For each line of the data below that holds "Read", copy the line.
-- Dataset excerpts start --
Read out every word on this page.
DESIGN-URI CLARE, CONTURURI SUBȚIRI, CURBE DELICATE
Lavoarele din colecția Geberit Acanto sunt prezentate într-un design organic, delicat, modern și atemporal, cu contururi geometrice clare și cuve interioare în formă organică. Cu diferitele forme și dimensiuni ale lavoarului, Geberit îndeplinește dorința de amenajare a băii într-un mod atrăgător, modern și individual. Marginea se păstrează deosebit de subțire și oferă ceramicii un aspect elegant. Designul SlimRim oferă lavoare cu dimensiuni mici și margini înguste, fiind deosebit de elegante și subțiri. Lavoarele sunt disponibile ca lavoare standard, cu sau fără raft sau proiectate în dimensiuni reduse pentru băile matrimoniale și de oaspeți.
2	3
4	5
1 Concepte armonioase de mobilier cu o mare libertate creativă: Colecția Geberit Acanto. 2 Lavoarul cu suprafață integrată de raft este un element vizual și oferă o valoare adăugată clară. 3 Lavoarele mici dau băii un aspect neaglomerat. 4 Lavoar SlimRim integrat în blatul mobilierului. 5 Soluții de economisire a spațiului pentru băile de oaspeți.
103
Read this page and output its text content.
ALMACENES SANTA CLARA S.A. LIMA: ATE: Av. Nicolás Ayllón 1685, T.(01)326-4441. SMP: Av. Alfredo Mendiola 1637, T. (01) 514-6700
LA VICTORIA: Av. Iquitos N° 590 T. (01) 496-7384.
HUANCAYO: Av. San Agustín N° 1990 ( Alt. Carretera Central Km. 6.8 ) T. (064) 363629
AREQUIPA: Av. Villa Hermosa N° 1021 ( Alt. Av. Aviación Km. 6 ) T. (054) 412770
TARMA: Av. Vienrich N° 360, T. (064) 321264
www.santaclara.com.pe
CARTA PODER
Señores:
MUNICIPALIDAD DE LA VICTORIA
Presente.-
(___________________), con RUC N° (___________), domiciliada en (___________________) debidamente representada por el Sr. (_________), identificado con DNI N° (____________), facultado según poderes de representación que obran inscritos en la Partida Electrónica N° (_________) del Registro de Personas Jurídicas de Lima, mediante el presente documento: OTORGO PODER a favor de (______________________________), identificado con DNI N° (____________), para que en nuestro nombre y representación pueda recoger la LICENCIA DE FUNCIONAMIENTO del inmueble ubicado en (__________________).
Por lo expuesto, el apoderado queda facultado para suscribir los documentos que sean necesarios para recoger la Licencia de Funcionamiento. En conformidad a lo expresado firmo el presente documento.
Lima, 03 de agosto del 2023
-- Dataset excerpts end --
Result of the task:
Read out every word on this page.
Read this page and output its text content.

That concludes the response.